■ YOUR INSTRUCTIONS
Your task is to locate every line holding the string "What" and to copy each of them.

Dataset rows about figures:
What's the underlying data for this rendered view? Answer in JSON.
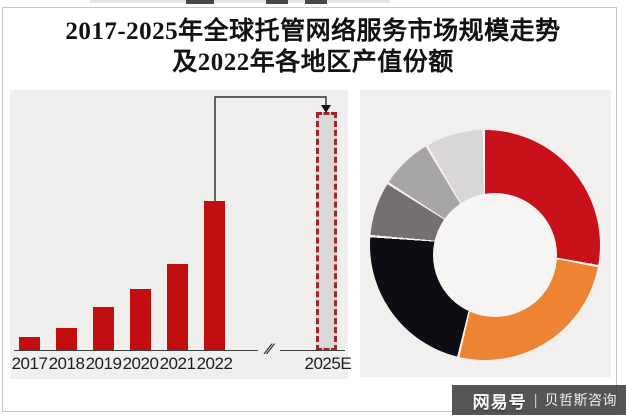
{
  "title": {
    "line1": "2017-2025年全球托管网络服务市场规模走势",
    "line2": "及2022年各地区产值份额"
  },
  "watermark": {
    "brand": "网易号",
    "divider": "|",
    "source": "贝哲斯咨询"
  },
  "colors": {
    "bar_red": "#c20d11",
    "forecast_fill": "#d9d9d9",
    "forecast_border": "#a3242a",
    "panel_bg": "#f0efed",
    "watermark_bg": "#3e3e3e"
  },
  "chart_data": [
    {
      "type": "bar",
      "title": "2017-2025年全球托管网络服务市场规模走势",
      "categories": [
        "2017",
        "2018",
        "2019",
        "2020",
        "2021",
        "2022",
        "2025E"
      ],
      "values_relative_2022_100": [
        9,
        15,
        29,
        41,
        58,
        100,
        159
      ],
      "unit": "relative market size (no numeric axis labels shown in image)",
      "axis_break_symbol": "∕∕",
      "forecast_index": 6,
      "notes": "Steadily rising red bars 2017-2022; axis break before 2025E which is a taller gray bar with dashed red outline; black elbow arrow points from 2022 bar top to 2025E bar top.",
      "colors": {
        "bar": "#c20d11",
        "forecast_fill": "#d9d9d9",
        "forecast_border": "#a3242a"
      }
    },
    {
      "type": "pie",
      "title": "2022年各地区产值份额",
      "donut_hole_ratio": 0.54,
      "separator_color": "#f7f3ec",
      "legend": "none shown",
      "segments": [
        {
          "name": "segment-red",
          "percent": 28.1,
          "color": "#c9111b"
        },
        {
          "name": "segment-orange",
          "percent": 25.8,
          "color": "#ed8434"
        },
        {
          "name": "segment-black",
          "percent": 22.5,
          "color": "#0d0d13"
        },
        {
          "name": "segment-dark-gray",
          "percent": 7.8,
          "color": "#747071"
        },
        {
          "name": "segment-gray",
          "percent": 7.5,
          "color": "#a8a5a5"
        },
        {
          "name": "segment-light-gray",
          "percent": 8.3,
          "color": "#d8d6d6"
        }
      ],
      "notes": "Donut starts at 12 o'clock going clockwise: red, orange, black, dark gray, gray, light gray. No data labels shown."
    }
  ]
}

--

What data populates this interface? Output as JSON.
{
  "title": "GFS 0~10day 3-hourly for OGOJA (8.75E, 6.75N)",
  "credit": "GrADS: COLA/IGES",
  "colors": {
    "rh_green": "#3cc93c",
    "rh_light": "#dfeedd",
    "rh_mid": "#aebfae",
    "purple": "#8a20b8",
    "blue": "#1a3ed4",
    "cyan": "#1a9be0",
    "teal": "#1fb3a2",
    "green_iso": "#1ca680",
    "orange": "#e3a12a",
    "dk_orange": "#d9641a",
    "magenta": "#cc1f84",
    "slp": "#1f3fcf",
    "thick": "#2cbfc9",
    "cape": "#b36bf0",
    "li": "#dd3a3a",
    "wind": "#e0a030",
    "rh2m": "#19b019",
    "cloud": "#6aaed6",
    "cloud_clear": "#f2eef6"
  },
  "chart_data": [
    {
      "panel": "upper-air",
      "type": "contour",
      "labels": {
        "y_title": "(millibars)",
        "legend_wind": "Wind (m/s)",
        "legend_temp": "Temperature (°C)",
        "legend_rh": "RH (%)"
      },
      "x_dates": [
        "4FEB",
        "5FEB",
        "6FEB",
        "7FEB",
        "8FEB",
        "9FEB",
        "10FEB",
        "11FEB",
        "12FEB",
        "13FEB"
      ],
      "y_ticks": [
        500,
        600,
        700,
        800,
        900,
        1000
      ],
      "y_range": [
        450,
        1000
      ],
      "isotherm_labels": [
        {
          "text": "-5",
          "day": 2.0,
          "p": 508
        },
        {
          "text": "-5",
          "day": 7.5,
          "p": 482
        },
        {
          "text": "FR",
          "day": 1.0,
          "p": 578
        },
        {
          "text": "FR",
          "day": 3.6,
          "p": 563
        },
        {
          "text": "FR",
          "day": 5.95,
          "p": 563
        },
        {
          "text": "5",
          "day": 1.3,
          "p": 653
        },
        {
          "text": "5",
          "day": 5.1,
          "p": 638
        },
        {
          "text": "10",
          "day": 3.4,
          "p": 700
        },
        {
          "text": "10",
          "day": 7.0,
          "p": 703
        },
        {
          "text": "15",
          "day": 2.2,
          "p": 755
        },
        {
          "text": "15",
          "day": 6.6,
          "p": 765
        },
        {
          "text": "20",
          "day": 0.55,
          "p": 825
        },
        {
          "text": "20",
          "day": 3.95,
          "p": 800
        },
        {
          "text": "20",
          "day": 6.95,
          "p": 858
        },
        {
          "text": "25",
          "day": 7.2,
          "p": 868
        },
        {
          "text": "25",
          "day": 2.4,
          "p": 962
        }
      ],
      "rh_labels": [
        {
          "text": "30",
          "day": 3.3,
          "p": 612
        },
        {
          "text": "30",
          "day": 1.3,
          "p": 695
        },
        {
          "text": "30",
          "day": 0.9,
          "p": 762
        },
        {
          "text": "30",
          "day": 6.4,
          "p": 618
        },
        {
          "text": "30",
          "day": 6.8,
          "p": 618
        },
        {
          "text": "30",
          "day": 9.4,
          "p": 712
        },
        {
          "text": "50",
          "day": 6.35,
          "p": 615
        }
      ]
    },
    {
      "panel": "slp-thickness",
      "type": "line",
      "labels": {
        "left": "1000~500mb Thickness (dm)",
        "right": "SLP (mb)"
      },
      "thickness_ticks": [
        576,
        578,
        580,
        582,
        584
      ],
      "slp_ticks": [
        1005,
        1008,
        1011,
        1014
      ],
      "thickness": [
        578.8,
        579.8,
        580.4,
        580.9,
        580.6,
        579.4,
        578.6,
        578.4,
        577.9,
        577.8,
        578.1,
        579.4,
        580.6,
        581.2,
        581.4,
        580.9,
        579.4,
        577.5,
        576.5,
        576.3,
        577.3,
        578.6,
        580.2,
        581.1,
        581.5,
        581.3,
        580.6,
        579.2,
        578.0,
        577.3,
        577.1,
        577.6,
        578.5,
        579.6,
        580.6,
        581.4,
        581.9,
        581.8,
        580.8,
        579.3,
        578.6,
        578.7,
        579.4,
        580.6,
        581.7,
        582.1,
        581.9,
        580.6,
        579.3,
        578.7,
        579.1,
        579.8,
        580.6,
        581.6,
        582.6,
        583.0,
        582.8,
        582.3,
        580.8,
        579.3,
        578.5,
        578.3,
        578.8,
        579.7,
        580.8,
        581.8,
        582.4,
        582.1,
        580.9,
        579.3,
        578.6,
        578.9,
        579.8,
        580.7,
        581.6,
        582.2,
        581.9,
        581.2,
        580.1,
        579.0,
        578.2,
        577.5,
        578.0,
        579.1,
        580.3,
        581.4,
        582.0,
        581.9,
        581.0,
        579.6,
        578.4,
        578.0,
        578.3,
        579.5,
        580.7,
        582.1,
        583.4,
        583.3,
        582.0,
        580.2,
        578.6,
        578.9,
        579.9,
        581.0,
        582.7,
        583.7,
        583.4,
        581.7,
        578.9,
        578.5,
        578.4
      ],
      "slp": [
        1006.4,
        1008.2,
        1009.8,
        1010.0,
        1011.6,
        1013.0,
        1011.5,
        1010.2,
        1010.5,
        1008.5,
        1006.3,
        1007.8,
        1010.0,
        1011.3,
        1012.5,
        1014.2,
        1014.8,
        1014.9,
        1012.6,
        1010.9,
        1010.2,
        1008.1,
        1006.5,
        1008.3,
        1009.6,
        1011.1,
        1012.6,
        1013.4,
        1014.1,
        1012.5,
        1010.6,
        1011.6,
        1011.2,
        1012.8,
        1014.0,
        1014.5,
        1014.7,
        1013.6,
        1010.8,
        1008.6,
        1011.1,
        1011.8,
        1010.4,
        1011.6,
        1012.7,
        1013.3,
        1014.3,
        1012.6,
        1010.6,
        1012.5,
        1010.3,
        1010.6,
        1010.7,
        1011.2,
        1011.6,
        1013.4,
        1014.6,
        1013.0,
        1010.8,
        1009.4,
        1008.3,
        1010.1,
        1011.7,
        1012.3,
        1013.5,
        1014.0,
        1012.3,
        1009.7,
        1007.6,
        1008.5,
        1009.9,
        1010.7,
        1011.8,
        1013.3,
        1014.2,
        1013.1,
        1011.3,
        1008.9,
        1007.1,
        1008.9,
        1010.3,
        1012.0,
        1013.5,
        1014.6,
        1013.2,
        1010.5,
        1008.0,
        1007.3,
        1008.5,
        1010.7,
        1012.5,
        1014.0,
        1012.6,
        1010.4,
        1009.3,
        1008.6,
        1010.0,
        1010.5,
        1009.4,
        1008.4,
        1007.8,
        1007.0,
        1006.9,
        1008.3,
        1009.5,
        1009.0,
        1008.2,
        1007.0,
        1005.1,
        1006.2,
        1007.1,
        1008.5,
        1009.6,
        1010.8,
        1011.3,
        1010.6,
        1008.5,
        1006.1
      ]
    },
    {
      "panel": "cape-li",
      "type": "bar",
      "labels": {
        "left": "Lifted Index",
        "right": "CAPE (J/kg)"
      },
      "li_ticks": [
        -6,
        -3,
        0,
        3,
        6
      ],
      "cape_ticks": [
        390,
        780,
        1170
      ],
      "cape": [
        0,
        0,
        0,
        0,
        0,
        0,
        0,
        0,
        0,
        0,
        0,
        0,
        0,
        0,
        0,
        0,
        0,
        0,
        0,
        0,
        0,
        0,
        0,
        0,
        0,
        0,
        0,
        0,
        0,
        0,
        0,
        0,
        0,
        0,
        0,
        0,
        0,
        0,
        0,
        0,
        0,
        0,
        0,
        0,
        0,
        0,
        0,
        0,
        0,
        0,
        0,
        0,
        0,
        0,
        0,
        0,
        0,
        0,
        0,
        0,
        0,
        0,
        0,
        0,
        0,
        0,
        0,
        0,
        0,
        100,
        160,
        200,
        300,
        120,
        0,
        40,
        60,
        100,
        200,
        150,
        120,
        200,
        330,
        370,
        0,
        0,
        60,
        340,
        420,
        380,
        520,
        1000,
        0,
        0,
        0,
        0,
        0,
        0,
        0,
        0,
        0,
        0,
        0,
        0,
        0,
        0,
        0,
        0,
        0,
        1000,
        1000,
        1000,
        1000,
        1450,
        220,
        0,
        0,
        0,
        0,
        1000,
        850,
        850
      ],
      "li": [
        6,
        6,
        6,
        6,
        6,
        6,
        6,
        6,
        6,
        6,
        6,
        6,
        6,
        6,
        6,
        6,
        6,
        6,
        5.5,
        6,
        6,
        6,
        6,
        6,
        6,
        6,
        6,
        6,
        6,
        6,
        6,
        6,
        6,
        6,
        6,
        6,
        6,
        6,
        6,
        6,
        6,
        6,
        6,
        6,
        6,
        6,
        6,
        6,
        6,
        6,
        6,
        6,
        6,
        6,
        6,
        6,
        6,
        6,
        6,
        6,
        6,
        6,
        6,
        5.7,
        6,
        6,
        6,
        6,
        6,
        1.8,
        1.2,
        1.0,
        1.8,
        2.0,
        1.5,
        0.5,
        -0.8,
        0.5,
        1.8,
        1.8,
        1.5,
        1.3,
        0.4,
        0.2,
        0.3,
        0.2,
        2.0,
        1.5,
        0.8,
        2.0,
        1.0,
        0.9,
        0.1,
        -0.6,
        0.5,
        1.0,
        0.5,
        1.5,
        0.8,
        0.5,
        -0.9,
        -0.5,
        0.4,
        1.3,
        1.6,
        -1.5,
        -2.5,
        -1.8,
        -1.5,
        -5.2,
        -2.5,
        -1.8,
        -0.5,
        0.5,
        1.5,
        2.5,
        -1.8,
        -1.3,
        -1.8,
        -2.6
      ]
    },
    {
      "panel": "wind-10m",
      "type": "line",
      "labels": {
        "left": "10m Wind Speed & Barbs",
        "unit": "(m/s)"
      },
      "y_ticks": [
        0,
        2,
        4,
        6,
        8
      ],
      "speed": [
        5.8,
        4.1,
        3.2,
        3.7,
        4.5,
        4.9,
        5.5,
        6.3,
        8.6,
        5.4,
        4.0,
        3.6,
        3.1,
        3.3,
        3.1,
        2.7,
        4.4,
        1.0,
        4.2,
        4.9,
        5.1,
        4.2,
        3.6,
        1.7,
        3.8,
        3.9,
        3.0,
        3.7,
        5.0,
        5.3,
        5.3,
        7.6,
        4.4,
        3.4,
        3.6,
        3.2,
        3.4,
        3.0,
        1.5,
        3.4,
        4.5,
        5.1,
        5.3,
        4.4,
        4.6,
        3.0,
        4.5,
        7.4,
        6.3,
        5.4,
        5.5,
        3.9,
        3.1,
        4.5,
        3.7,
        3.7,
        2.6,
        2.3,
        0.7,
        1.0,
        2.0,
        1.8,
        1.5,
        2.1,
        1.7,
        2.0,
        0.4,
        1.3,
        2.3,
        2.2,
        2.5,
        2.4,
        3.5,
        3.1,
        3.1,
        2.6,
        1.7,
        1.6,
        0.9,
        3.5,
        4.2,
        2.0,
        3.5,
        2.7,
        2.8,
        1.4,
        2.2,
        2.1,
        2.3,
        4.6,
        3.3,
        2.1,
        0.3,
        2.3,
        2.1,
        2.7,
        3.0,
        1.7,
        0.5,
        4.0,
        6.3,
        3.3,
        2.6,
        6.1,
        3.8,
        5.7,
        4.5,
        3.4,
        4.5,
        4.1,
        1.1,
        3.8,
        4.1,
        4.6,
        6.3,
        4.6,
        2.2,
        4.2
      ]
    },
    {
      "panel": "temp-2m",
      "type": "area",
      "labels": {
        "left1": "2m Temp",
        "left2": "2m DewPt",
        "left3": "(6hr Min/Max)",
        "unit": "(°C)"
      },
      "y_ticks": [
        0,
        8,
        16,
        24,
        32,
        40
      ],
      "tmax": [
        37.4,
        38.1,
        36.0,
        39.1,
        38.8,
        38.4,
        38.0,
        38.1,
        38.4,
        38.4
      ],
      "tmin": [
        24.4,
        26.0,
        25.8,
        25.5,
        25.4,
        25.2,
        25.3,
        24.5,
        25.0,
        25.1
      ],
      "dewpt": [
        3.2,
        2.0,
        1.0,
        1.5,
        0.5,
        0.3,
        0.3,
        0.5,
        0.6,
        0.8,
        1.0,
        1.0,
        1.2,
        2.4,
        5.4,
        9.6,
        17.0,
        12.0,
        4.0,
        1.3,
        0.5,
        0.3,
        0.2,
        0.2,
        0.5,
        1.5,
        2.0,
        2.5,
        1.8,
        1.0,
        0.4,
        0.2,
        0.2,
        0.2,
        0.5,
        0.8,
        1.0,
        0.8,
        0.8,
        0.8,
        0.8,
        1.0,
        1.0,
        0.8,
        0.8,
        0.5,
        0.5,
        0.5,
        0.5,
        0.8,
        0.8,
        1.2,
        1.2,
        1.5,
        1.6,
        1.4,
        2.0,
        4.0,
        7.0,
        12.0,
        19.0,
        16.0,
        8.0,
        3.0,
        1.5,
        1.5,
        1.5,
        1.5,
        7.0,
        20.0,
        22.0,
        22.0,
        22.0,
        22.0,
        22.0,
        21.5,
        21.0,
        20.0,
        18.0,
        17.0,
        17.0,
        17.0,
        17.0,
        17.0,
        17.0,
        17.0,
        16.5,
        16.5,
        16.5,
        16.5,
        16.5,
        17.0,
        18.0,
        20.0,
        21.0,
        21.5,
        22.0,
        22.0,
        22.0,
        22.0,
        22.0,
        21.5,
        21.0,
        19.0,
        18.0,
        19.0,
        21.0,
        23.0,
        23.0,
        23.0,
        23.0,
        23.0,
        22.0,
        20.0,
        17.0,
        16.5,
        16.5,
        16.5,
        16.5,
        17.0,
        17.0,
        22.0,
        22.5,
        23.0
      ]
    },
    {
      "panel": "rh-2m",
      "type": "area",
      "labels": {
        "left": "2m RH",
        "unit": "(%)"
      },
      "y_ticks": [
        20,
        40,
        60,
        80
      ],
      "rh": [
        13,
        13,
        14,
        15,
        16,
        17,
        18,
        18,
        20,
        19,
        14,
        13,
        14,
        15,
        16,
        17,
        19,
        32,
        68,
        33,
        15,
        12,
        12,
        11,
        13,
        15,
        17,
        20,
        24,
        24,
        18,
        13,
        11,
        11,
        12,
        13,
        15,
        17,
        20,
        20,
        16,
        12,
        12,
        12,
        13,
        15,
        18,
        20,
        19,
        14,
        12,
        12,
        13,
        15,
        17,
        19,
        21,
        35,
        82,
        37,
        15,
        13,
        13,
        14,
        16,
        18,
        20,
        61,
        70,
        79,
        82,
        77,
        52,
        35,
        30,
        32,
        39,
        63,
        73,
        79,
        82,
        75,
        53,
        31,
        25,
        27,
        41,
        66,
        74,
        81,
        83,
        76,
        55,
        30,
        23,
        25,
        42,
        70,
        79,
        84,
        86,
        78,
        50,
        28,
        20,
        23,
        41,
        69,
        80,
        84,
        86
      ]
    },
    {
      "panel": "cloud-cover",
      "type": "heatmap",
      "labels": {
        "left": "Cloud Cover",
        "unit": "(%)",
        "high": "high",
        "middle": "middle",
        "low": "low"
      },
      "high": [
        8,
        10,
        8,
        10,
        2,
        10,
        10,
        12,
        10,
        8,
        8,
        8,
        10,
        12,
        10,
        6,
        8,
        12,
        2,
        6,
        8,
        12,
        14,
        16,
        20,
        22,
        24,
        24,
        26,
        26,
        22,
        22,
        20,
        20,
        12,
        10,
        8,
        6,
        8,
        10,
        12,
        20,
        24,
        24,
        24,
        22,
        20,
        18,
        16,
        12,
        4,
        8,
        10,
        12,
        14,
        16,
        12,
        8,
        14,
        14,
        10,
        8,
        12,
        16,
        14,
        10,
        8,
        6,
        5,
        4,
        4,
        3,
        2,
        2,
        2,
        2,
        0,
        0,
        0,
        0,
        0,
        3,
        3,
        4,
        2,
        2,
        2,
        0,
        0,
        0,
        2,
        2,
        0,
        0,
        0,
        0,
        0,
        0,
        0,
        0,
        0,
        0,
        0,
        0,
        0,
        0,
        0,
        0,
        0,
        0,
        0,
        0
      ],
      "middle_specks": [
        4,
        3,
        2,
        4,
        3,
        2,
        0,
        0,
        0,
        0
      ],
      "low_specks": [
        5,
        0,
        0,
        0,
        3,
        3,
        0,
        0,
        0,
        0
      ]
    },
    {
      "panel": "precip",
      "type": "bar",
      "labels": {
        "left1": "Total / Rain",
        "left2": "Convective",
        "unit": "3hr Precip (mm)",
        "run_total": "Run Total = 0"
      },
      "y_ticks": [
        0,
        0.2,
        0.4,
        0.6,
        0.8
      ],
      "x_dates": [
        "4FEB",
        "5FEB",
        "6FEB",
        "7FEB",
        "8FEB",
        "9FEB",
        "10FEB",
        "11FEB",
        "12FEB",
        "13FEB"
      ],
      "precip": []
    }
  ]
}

■ FINAL RESULT
What's the underlying data for this rendered view? Answer in JSON.
What data populates this interface? Output as JSON.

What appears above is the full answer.